[Task prompt]
Give the items from the line containing "data-label: 33.3% <box>263 90 310 103</box>" through the line containing "data-label: 14.8% <box>44 166 90 179</box>" as a numbered list, leaving out any blank lines.

[Provided records]
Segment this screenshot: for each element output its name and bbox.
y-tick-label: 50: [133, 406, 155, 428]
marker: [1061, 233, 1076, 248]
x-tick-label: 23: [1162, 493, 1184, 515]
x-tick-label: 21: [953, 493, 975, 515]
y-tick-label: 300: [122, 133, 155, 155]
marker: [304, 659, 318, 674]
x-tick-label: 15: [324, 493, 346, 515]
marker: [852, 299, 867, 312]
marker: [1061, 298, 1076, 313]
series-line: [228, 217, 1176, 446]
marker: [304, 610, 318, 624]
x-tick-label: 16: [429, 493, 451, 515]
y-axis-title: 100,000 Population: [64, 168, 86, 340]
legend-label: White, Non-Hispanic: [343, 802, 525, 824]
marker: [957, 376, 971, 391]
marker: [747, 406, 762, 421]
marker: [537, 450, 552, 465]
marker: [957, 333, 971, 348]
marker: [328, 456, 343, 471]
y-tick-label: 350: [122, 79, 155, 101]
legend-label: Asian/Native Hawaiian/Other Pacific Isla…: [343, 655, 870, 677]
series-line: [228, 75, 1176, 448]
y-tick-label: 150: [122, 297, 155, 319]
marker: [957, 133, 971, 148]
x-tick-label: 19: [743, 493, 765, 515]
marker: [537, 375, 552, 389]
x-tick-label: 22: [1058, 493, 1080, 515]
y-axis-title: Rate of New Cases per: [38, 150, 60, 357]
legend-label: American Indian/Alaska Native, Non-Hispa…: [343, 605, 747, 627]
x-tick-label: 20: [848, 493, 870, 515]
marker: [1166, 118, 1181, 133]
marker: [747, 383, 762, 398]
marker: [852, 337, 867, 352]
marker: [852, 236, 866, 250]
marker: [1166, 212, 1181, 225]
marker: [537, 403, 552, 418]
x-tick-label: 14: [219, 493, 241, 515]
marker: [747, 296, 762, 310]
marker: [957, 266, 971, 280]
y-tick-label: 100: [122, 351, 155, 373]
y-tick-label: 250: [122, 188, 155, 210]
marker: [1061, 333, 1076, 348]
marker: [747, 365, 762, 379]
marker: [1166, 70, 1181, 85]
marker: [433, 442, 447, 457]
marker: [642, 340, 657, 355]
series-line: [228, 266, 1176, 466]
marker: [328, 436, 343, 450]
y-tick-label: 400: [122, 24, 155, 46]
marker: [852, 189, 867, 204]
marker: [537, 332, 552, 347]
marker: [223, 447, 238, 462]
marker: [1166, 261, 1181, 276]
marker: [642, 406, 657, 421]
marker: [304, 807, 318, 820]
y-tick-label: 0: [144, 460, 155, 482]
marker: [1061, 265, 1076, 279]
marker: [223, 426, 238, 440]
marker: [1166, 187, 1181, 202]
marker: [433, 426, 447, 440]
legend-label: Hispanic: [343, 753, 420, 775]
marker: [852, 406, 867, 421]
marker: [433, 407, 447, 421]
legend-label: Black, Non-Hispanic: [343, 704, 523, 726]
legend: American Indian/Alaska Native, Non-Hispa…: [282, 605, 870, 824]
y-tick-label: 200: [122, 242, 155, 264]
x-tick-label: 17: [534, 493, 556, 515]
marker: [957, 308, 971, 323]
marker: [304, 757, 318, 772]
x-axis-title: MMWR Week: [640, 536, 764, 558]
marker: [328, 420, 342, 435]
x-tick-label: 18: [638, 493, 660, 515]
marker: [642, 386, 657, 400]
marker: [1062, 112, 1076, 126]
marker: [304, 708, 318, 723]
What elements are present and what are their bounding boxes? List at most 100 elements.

* * *

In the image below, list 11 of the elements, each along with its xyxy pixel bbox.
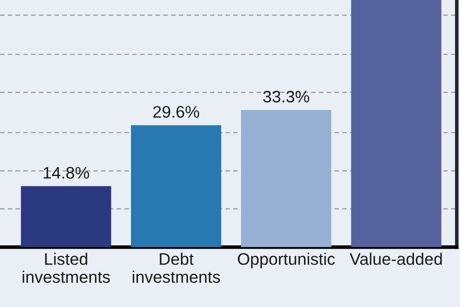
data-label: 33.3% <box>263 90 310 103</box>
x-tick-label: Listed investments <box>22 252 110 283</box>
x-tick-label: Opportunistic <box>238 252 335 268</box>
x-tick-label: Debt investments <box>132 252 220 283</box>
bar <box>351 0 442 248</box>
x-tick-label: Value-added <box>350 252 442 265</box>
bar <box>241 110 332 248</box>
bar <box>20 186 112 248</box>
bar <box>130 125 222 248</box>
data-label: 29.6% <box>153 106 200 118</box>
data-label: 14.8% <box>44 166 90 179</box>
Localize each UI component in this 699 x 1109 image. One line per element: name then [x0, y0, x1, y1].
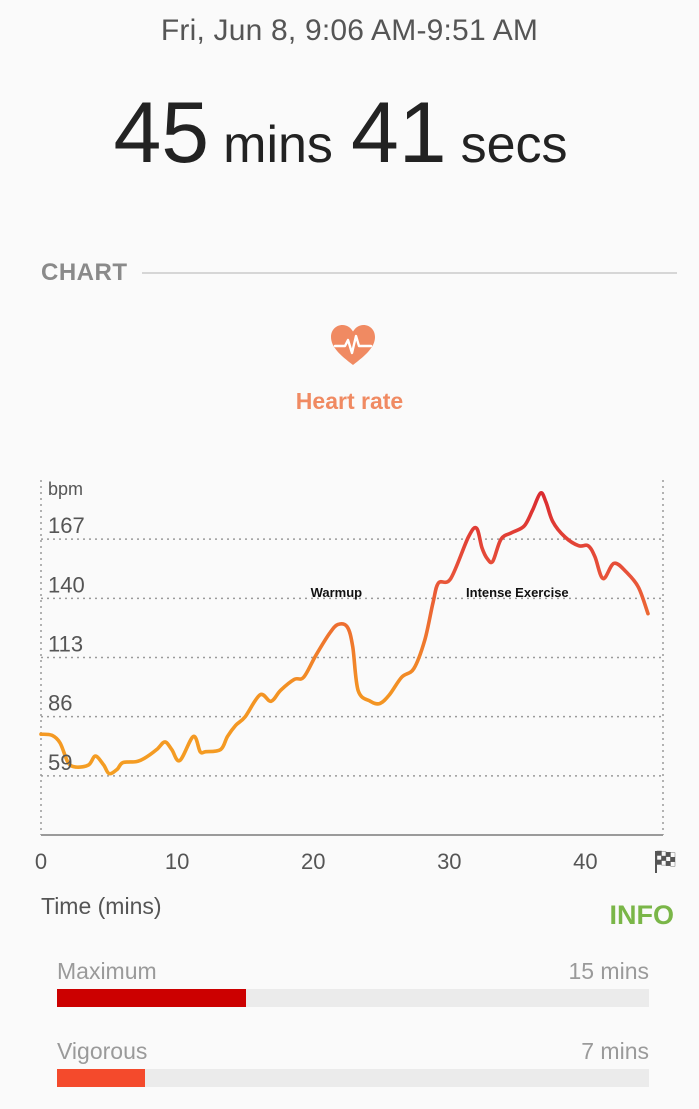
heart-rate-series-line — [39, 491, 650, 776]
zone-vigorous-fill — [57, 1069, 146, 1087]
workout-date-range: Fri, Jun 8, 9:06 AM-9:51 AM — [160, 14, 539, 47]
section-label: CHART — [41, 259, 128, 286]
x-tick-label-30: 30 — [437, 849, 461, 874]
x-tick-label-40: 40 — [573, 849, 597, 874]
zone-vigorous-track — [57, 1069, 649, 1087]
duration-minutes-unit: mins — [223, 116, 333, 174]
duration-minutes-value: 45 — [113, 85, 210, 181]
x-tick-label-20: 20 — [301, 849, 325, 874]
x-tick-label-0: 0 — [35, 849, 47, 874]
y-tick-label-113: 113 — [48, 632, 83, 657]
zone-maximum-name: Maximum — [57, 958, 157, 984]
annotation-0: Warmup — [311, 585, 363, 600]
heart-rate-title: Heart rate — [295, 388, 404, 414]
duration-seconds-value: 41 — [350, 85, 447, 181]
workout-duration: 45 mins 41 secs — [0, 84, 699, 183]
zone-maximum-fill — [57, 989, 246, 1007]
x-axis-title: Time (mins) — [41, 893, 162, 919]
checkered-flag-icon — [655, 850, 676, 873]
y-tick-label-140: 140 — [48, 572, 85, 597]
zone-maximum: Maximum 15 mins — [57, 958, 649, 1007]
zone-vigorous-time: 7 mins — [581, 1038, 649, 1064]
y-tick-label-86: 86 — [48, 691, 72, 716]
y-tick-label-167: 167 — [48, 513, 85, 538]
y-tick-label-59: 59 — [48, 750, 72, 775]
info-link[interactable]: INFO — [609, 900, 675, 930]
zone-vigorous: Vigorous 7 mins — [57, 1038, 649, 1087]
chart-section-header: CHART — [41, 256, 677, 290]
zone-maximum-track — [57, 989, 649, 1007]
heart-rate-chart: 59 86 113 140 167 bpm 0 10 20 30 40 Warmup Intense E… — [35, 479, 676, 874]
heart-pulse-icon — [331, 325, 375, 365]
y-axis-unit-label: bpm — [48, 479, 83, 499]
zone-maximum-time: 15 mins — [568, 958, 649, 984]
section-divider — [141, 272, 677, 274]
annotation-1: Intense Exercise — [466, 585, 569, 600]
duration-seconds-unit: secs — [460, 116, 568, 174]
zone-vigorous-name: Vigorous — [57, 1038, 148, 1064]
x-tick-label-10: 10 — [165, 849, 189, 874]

[Output of the exercise]
1. data-label: 33.3% <box>263 90 310 103</box>
2. x-tick-label: Listed investments <box>22 252 110 283</box>
3. x-tick-label: Opportunistic <box>238 252 335 268</box>
4. x-tick-label: Debt investments <box>132 252 220 283</box>
5. bar <box>351 0 442 248</box>
6. x-tick-label: Value-added <box>350 252 442 265</box>
7. bar <box>241 110 332 248</box>
8. bar <box>20 186 112 248</box>
9. bar <box>130 125 222 248</box>
10. data-label: 29.6% <box>153 106 200 118</box>
11. data-label: 14.8% <box>44 166 90 179</box>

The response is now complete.